═════ Provided information ═════
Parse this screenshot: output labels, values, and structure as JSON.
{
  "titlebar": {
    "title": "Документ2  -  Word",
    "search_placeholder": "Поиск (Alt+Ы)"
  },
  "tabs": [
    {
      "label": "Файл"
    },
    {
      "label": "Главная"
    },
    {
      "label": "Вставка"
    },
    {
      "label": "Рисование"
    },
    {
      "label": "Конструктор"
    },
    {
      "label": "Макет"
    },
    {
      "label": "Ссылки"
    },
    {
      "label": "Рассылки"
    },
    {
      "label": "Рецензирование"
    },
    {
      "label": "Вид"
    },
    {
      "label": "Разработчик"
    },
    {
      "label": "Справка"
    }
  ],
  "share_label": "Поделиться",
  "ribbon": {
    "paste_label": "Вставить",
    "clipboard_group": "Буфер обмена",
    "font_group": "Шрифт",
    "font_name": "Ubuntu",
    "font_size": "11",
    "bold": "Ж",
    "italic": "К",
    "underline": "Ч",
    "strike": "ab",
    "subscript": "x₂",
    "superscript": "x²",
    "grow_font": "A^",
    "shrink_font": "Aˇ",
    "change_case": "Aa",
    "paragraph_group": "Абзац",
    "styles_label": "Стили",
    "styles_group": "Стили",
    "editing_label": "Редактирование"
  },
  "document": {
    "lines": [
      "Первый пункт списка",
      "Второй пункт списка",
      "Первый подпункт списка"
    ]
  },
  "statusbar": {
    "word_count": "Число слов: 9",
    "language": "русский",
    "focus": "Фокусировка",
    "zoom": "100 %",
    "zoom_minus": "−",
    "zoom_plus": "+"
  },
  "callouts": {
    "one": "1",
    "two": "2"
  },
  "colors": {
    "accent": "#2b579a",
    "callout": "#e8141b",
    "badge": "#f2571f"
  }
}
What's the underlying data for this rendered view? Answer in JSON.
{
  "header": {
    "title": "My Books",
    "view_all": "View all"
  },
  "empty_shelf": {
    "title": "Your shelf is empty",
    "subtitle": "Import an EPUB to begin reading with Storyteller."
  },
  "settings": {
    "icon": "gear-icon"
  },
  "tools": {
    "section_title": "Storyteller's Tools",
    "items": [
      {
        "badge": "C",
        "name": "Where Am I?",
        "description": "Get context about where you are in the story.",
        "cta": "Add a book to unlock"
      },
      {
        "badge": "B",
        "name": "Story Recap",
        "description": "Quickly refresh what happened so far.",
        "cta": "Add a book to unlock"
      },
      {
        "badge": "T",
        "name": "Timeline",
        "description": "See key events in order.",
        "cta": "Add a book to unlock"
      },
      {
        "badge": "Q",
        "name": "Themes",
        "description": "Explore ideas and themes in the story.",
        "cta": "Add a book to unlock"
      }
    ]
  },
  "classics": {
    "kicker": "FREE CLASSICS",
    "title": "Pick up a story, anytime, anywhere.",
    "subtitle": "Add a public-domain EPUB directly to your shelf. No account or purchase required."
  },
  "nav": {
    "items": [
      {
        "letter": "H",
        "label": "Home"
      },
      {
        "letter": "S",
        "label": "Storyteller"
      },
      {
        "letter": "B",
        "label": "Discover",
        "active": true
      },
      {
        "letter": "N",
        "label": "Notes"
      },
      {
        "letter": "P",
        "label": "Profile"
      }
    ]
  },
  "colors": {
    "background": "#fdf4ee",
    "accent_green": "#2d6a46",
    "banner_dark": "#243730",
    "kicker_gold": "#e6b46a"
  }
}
═════
(Work instructions):
Copy each entry exactly, with nothing added or dropped.

(Result for this task):
Parse this screenshot: output labels, values, and structure as JSON.
{
  "titlebar": {
    "title": "Документ2  -  Word",
    "search_placeholder": "Поиск (Alt+Ы)"
  },
  "tabs": [
    {
      "label": "Файл"
    },
    {
      "label": "Главная"
    },
    {
      "label": "Вставка"
    },
    {
      "label": "Рисование"
    },
    {
      "label": "Конструктор"
    },
    {
      "label": "Макет"
    },
    {
      "label": "Ссылки"
    },
    {
      "label": "Рассылки"
    },
    {
      "label": "Рецензирование"
    },
    {
      "label": "Вид"
    },
    {
      "label": "Разработчик"
    },
    {
      "label": "Справка"
    }
  ],
  "share_label": "Поделиться",
  "ribbon": {
    "paste_label": "Вставить",
    "clipboard_group": "Буфер обмена",
    "font_group": "Шрифт",
    "font_name": "Ubuntu",
    "font_size": "11",
    "bold": "Ж",
    "italic": "К",
    "underline": "Ч",
    "strike": "ab",
    "subscript": "x₂",
    "superscript": "x²",
    "grow_font": "A^",
    "shrink_font": "Aˇ",
    "change_case": "Aa",
    "paragraph_group": "Абзац",
    "styles_label": "Стили",
    "styles_group": "Стили",
    "editing_label": "Редактирование"
  },
  "document": {
    "lines": [
      "Первый пункт списка",
      "Второй пункт списка",
      "Первый подпункт списка"
    ]
  },
  "statusbar": {
    "word_count": "Число слов: 9",
    "language": "русский",
    "focus": "Фокусировка",
    "zoom": "100 %",
    "zoom_minus": "−",
    "zoom_plus": "+"
  },
  "callouts": {
    "one": "1",
    "two": "2"
  },
  "colors": {
    "accent": "#2b579a",
    "callout": "#e8141b",
    "badge": "#f2571f"
  }
}
What's the underlying data for this rendered view? Answer in JSON.
{
  "header": {
    "title": "My Books",
    "view_all": "View all"
  },
  "empty_shelf": {
    "title": "Your shelf is empty",
    "subtitle": "Import an EPUB to begin reading with Storyteller."
  },
  "settings": {
    "icon": "gear-icon"
  },
  "tools": {
    "section_title": "Storyteller's Tools",
    "items": [
      {
        "badge": "C",
        "name": "Where Am I?",
        "description": "Get context about where you are in the story.",
        "cta": "Add a book to unlock"
      },
      {
        "badge": "B",
        "name": "Story Recap",
        "description": "Quickly refresh what happened so far.",
        "cta": "Add a book to unlock"
      },
      {
        "badge": "T",
        "name": "Timeline",
        "description": "See key events in order.",
        "cta": "Add a book to unlock"
      },
      {
        "badge": "Q",
        "name": "Themes",
        "description": "Explore ideas and themes in the story.",
        "cta": "Add a book to unlock"
      }
    ]
  },
  "classics": {
    "kicker": "FREE CLASSICS",
    "title": "Pick up a story, anytime, anywhere.",
    "subtitle": "Add a public-domain EPUB directly to your shelf. No account or purchase required."
  },
  "nav": {
    "items": [
      {
        "letter": "H",
        "label": "Home"
      },
      {
        "letter": "S",
        "label": "Storyteller"
      },
      {
        "letter": "B",
        "label": "Discover",
        "active": true
      },
      {
        "letter": "N",
        "label": "Notes"
      },
      {
        "letter": "P",
        "label": "Profile"
      }
    ]
  },
  "colors": {
    "background": "#fdf4ee",
    "accent_green": "#2d6a46",
    "banner_dark": "#243730",
    "kicker_gold": "#e6b46a"
  }
}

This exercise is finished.